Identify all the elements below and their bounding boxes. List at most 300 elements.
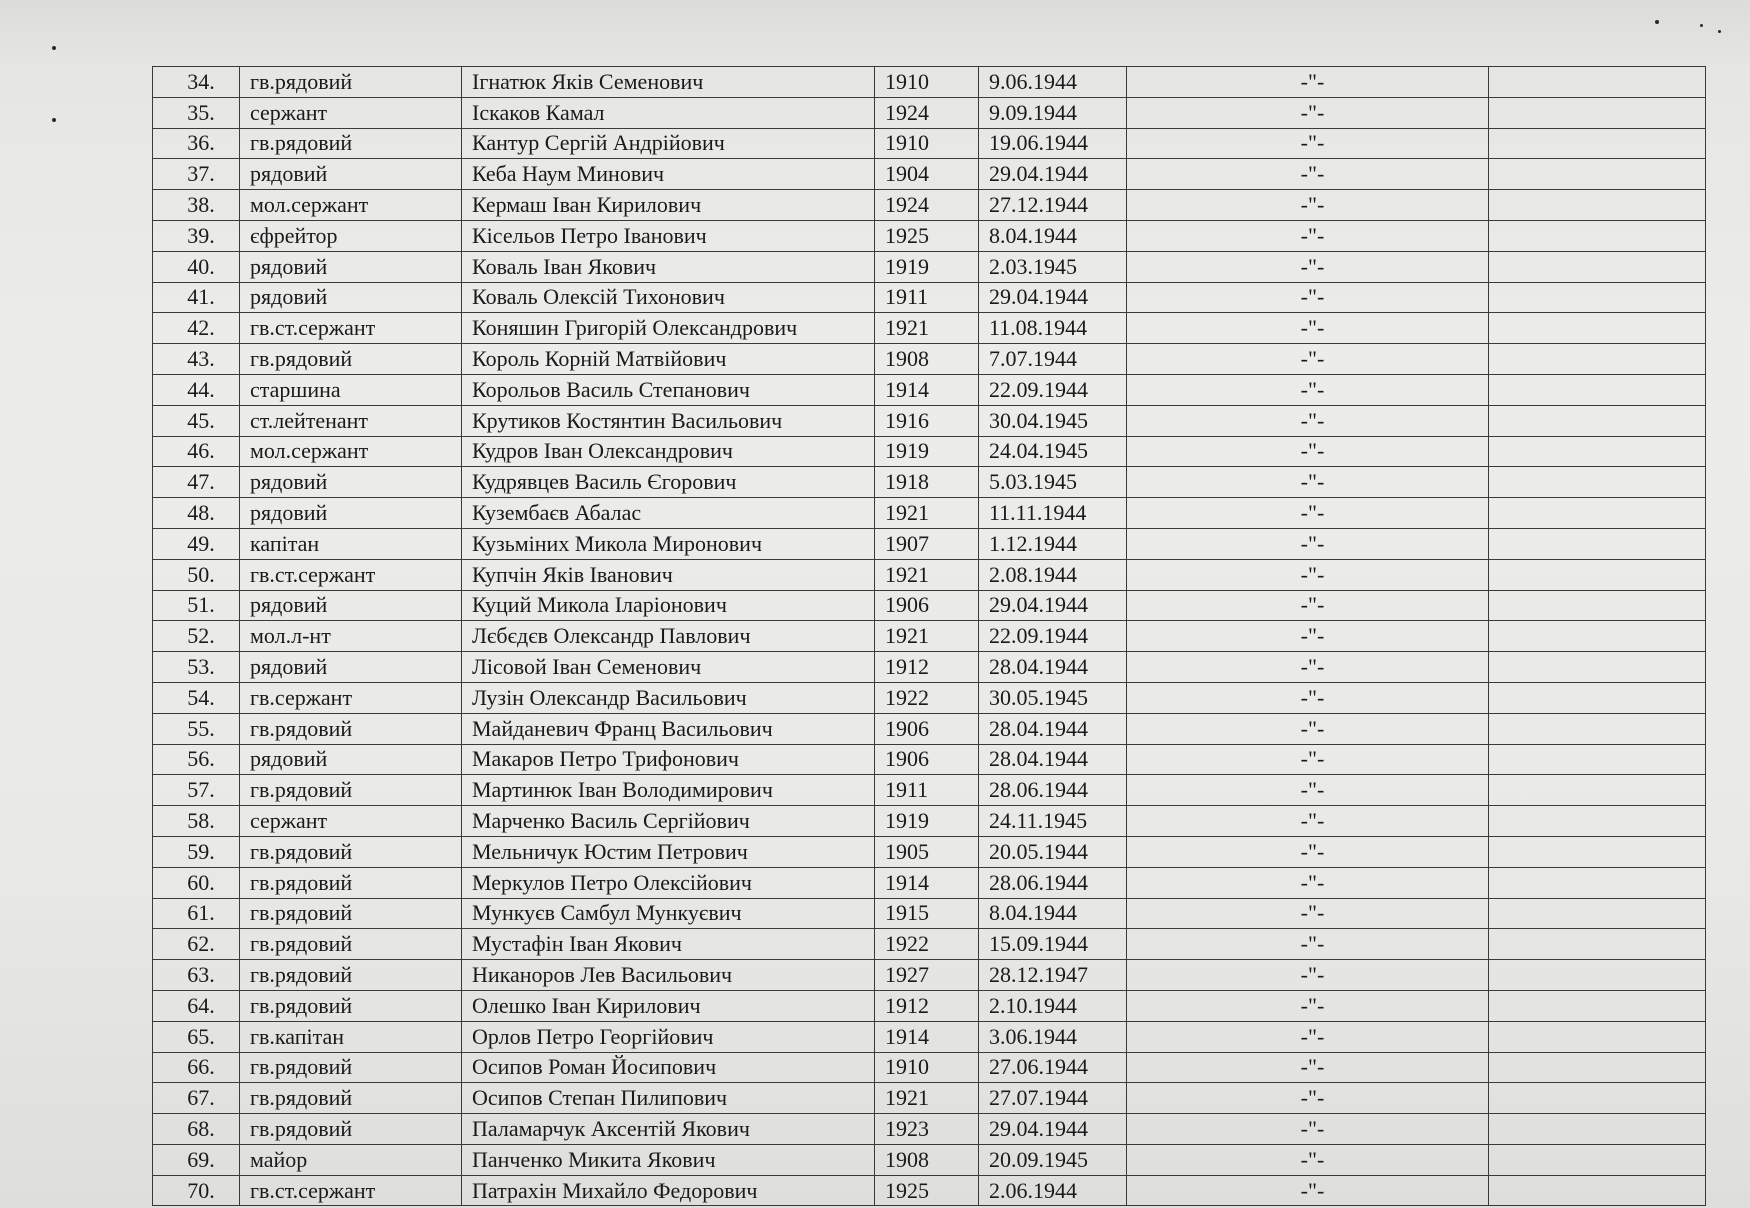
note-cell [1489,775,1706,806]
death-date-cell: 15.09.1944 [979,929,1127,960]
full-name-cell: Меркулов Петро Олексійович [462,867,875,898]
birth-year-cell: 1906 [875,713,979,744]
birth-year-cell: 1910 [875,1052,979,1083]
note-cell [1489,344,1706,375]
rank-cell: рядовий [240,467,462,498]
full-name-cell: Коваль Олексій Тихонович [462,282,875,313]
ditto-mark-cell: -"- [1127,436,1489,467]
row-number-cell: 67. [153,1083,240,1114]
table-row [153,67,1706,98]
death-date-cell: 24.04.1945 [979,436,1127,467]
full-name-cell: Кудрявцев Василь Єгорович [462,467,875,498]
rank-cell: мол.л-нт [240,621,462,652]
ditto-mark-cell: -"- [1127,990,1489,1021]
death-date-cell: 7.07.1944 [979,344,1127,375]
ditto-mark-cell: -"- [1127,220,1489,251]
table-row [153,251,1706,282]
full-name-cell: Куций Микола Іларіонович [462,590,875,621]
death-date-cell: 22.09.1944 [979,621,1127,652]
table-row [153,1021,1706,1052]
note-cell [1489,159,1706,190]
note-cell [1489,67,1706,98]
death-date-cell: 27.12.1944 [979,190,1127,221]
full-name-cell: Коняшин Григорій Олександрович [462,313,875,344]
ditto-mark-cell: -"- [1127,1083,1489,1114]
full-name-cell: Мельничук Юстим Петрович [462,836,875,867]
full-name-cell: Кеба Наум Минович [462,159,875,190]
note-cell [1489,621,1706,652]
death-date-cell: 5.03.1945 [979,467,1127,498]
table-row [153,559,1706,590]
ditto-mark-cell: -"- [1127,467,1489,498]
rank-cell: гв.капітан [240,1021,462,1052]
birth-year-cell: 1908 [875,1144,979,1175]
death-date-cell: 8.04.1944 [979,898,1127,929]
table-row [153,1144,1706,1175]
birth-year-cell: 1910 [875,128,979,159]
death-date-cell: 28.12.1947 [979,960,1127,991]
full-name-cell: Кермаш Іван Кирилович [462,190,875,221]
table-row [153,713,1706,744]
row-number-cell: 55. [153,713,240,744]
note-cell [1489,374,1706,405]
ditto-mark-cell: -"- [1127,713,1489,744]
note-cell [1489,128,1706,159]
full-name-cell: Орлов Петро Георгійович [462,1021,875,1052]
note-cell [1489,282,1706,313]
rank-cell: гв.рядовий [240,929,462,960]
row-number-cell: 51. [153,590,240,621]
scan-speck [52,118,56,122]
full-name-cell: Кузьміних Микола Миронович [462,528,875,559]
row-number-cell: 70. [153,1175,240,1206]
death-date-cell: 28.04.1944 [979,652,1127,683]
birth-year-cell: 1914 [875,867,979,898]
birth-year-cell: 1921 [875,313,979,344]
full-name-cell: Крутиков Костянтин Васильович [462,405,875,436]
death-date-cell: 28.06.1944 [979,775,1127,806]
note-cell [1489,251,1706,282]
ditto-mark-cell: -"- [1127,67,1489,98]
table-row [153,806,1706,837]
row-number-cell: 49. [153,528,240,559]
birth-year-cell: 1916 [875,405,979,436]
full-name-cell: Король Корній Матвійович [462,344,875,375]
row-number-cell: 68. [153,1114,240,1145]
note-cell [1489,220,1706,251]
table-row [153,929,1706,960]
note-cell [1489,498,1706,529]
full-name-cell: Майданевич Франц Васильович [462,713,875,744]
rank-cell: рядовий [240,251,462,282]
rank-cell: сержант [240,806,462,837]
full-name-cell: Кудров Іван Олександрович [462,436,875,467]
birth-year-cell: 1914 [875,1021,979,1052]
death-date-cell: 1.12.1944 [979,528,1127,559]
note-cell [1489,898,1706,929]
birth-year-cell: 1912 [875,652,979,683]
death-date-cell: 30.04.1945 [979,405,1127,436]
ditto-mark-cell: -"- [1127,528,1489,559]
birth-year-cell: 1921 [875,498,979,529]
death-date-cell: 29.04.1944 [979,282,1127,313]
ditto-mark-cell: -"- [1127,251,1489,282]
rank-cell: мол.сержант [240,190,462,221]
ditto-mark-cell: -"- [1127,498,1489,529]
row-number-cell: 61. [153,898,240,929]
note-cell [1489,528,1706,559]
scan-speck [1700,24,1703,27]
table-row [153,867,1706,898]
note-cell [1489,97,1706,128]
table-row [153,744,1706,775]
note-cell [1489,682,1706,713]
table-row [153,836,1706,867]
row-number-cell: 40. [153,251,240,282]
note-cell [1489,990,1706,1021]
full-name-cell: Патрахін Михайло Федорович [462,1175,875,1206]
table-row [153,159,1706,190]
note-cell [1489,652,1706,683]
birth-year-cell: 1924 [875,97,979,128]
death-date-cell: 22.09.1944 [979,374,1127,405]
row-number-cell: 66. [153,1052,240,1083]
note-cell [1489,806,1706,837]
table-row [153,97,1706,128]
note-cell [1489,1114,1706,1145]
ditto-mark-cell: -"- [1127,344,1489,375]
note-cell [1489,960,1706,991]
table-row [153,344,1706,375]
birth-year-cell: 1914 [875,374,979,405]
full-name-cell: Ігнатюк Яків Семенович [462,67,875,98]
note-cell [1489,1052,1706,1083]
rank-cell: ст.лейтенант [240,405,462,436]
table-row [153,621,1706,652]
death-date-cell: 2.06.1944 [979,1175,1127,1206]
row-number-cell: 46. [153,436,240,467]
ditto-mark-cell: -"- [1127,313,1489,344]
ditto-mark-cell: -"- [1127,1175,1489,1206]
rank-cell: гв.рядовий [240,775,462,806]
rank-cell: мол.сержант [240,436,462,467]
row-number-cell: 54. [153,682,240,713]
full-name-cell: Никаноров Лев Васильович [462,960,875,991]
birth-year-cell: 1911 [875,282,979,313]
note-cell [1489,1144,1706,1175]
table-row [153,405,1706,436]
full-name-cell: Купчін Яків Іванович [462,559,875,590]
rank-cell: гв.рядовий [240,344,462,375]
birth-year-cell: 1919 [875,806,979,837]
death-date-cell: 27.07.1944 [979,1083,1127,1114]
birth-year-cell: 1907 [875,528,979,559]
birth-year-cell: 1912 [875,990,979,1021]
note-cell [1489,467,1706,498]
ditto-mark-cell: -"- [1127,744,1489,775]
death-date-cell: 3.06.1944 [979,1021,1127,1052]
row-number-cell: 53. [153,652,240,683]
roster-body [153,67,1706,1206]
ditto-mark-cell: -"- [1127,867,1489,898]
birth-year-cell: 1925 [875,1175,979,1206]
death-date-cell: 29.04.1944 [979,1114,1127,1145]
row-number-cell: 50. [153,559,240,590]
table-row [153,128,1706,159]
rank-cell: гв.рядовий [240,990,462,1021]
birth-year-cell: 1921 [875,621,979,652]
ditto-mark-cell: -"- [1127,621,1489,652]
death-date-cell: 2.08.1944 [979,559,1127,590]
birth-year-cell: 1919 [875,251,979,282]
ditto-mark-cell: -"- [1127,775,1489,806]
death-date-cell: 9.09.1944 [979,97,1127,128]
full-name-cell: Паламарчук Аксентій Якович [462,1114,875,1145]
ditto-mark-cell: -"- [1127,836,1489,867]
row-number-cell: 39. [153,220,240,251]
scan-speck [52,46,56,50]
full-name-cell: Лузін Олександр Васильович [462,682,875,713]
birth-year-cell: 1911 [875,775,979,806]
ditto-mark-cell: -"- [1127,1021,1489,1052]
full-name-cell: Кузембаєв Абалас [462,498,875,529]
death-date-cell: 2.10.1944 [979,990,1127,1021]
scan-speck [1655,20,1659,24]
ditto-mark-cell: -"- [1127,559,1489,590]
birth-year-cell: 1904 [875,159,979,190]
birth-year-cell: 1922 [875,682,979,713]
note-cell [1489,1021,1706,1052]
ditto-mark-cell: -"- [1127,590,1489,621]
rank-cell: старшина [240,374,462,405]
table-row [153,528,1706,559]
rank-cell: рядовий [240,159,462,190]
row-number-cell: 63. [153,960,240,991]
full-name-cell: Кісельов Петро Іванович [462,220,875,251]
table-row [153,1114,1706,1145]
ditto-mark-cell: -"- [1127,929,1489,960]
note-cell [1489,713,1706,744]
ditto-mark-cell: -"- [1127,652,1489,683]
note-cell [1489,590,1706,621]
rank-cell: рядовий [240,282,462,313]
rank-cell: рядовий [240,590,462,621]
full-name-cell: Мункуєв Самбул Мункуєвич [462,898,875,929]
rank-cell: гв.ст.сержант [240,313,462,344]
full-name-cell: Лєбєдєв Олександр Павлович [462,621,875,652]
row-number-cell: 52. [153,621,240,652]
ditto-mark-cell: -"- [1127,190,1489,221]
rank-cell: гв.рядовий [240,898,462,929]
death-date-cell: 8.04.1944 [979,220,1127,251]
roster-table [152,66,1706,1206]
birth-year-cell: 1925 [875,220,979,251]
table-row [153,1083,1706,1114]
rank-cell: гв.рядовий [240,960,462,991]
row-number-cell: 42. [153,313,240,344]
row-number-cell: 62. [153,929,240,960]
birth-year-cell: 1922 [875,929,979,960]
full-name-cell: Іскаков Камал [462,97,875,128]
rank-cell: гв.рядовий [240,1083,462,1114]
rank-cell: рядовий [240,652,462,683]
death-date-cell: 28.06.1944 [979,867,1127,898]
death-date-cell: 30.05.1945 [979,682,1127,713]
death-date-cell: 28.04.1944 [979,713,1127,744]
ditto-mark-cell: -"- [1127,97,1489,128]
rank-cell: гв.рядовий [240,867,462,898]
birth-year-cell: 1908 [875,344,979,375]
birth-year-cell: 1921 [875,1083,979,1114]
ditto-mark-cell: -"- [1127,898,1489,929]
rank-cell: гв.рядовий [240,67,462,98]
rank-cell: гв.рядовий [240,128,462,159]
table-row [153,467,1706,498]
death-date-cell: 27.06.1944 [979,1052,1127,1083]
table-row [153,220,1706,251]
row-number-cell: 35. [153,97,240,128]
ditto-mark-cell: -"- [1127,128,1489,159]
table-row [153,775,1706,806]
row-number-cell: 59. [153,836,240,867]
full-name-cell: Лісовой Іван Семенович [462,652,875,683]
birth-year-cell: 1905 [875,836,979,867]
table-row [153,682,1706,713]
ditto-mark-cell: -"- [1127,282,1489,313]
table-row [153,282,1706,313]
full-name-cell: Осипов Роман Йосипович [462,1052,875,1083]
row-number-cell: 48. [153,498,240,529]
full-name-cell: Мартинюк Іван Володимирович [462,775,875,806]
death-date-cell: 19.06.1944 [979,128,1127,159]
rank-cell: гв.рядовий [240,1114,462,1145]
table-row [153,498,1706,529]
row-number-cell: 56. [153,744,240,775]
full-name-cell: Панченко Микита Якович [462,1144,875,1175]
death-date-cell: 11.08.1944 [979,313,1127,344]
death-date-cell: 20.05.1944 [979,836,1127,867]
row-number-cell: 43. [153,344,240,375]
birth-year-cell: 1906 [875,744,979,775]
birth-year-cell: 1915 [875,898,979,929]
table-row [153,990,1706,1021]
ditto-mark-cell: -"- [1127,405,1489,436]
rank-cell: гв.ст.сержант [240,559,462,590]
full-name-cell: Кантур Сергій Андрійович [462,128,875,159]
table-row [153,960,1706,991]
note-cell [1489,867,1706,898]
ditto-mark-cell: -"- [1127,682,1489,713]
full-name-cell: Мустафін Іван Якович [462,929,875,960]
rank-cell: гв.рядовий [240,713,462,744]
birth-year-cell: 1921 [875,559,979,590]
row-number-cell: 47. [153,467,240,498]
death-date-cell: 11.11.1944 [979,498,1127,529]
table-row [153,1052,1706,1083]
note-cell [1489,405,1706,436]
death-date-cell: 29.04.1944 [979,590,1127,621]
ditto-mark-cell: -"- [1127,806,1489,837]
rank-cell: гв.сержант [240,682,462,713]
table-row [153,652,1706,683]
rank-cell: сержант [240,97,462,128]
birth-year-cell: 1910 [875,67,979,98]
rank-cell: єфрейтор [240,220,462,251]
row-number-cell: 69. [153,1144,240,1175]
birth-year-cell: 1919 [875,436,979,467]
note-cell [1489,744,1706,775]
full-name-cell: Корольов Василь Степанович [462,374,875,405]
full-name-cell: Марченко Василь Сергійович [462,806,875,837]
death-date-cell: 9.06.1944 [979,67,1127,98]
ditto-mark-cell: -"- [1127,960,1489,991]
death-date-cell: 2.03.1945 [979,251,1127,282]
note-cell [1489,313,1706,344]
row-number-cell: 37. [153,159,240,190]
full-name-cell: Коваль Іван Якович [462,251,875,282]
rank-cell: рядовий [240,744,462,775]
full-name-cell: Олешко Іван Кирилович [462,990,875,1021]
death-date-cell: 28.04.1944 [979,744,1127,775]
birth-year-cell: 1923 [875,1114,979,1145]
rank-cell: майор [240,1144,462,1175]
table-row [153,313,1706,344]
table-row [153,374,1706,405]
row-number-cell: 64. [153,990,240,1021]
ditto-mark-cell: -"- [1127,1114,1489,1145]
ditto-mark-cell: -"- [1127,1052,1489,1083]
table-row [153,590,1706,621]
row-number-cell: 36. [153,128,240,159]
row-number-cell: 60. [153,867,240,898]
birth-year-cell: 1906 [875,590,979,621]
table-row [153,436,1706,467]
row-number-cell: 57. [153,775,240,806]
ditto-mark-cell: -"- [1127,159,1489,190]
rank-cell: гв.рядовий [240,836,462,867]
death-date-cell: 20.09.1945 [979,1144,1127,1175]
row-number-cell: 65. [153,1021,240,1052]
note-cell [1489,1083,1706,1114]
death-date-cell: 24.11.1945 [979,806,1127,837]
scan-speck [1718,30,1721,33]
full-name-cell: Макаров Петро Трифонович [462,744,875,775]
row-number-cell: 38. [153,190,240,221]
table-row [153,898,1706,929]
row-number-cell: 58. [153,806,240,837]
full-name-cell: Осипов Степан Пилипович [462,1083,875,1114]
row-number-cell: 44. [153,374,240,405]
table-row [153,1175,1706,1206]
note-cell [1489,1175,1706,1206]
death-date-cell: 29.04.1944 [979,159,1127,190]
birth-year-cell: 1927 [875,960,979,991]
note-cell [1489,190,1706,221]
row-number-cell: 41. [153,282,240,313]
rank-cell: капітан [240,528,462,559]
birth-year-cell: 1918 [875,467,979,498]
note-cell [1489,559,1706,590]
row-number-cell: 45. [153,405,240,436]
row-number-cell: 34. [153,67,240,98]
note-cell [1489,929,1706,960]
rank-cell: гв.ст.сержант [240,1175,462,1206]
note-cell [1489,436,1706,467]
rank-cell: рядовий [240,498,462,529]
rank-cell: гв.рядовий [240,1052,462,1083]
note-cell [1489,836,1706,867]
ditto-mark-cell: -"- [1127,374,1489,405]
::::
• **SET EXERCISE**
Copy out the listing verbatim, starting with the line that contains "note-cell [1489,775,1706,806]" and going on through the line that contains "death-date-cell: 7.07.1944 [979,344,1127,375]", including both of those lines.

• **EXERCISE ANSWER**
note-cell [1489,775,1706,806]
death-date-cell: 15.09.1944 [979,929,1127,960]
full-name-cell: Меркулов Петро Олексійович [462,867,875,898]
birth-year-cell: 1906 [875,713,979,744]
birth-year-cell: 1910 [875,1052,979,1083]
note-cell [1489,344,1706,375]
rank-cell: рядовий [240,467,462,498]
full-name-cell: Коваль Олексій Тихонович [462,282,875,313]
ditto-mark-cell: -"- [1127,436,1489,467]
row-number-cell: 67. [153,1083,240,1114]
table-row [153,67,1706,98]
death-date-cell: 24.04.1945 [979,436,1127,467]
full-name-cell: Кудрявцев Василь Єгорович [462,467,875,498]
rank-cell: мол.л-нт [240,621,462,652]
ditto-mark-cell: -"- [1127,990,1489,1021]
death-date-cell: 7.07.1944 [979,344,1127,375]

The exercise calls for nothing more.